= GOAL OF THE EXERCISE =
Answer these questions about the passage on educational media:
(a) What does the passage say the young tend to become if they are educated more openly than their parents?
(b) What does the passage call the final arbiter of change?
(c) According to Luskin, how do people respond to high-quality content?

= PASSAGE FOR REVIEW =

════════

How can the production and
delivery of educational media content and services
prove as profitable as any health care enterprises?
Do the markets share the same foundational factors?
Yes and no. Both provide essential community
services and accrue value with every service
rendered. In both markets, shiny whiz-bang
apparatus increases demand. What's the key difference?
For good health care companies, the healthier each
generation becomes, the less people need health
care provisions, the less they demand access to the
latest technologies. Medical services with
integrity are seeking to put themselves out of
business by keeping people healthy. In the educational
marketplace, however, the demand for educational
products and services renews itself in every
generation. If the young are educated more openly
than their parents, they tend to become lifelong
learners. The more we learn, the more we want
access to learning sources, from books to online
tutors. People value goods and
services that improve their quality of life.
Accounting for the daily appreciation in market
value enjoyed by any local, regional, national, or
world venture deemed a "community asset,"
educational media companies now are learning how to
prosper by cooperating with the self-renewing
nature of the education marketplace in every
generation. Could the entire educational media
industry one day surpass the health care industry
as a segment of GNP? Will every media company one
day want in the game? Choosing
Lanes on the We've always had to adapt
ourselves to each media content display platform,
like how to operate the VCR, or forcing ourselves
to master Windows on a PC. But in a generation or
two, we will be able to tell any media platform to
adapt itself to us. Not only will our automated
"personal agents" filter out unwanted content, we
will direct our content display apparatus (TV or
PC) to configure itself to our own personal
preferences. Given the various shapes
and sizes of the media boxes and screens used
inside our homes, schools, workplaces, and
community centers, the potential reach for
universalized and individualized education
are breathtaking. Regardless of debates over
educational access policies and world testing
standards, today's educational technologies already
enable students to explore their capacity for
learning more fully than ever before in history.
The direction taken by
educational television today and tomorrow depends
in large part on the choices made today by media
investors. While educators and governments will
exert a powerful influence, the flow of capital
will be the final arbiter of change. Where and how
we invest our resources makes a difference.
Therefore, we need to
adopt a business strategy appropriate to the
conditions at hand, a plan that stands an honest
chance of helping us achieve our highest ambitions.
Each choice we make affects the options that appear
to us. Low Road or
High Road? Instead of taking the low
road to profits on the "Information Superhighway,"
instead of playing to the lowest common
denominator, consider the business case for taking
the high road Media psychologist and
distance education pioneer Dr. Bernard Luskin
doesn't mince words. "Poorly designed material
lacks quality. The idea that you can 'get by' by
giving low quality for a low price is a
rationalization. "One can scavenge on the
bottom with thoughtless products, cater to our
weaknesses like some of the video games, but such
products belong on the junk heap. When products
play to our weak side, they do more harm then a
lack of clarity about their intent. "When we are not willing
to put in the tremendous intellectual effort
required for developing a quality product, when we
are not addressing the heart with the head, we end
up with lame communication. Why shrivel up our own
evolution? Bad video can't fake quality, and we
reject it, the same goes for bad audio, or bad
multimedia. People do not tolerate low quality. But
people respond to high-quality content with
positive emotions. We love material that appeals to
the best part of ourselves." What if we lack the means
to deliver megabuck production values? Replies
Luskin, "When you don't have the best equipment, as
any brilliant chef will tell you, if you have to
use lesser ingredients, you must use a higher level
of culinary skill, a higher level knowledge and
experience to make a quality product from the
materials at hand. "The future of educational
media is with products that have a lot of
intelligence built into them. Look at how the
publishers of quality textbooks attracted
investment capital just by announcing they were
looking into new media venues for their content.

════════

[Collected data entries]

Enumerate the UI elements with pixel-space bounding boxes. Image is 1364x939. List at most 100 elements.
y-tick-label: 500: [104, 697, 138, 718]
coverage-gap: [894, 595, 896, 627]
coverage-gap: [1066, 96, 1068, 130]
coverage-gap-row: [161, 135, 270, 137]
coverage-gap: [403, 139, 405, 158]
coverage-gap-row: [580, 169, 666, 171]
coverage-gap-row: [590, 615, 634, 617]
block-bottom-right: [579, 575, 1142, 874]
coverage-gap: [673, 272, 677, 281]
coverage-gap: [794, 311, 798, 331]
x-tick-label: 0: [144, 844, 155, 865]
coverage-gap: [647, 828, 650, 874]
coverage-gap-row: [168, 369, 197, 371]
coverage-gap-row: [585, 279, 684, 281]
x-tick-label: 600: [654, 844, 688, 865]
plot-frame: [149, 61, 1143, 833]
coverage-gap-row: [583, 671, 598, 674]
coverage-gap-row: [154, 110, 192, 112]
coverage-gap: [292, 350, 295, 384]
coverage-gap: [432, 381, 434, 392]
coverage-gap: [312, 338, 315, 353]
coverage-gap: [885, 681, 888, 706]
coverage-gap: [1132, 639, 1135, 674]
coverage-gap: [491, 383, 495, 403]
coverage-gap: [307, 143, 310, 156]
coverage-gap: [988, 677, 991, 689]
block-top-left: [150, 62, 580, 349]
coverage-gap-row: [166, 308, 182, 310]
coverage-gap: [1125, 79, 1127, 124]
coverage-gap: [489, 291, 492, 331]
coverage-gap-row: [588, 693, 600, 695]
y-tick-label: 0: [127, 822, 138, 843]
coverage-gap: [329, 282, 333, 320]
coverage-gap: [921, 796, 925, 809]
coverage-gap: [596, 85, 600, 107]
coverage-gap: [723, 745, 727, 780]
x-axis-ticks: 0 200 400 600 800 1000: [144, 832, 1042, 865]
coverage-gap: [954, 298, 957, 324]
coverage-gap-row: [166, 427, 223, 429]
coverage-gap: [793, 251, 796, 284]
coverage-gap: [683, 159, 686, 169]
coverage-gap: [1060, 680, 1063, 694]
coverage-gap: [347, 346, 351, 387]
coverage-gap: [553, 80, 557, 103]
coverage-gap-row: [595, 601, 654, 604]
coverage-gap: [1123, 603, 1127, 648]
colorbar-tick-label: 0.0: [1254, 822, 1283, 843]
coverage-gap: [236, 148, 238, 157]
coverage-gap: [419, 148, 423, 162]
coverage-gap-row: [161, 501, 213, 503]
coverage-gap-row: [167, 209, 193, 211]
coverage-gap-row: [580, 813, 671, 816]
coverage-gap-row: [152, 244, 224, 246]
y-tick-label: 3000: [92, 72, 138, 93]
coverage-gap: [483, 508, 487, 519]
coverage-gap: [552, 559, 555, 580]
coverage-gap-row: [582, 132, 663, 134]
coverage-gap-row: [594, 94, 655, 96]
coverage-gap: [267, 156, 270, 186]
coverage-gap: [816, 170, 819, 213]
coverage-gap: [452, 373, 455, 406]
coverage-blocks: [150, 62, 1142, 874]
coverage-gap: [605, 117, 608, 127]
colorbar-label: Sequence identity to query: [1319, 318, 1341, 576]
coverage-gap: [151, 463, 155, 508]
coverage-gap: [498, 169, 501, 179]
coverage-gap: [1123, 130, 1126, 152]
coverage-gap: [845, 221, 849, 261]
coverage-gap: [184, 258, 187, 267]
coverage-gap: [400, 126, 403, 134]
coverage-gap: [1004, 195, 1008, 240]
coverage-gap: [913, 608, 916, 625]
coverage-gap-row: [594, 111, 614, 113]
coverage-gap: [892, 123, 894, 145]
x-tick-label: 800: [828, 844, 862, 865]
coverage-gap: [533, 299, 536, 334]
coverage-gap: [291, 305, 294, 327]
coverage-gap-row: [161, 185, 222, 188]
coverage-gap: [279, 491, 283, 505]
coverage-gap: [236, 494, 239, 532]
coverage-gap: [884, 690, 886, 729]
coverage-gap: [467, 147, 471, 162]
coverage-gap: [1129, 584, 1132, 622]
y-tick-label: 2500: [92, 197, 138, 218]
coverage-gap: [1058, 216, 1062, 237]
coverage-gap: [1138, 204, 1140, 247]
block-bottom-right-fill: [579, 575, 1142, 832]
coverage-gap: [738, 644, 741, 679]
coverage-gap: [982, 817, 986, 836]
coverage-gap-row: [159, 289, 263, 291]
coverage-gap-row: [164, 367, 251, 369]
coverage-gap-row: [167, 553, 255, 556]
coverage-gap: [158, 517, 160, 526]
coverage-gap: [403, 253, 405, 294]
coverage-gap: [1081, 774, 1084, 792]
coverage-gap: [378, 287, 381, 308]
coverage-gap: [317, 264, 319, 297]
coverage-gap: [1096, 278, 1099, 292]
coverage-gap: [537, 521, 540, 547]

════════

= RESULT =
(a) Lifelong learners.
(b) The flow of capital.
(c) With positive emotions.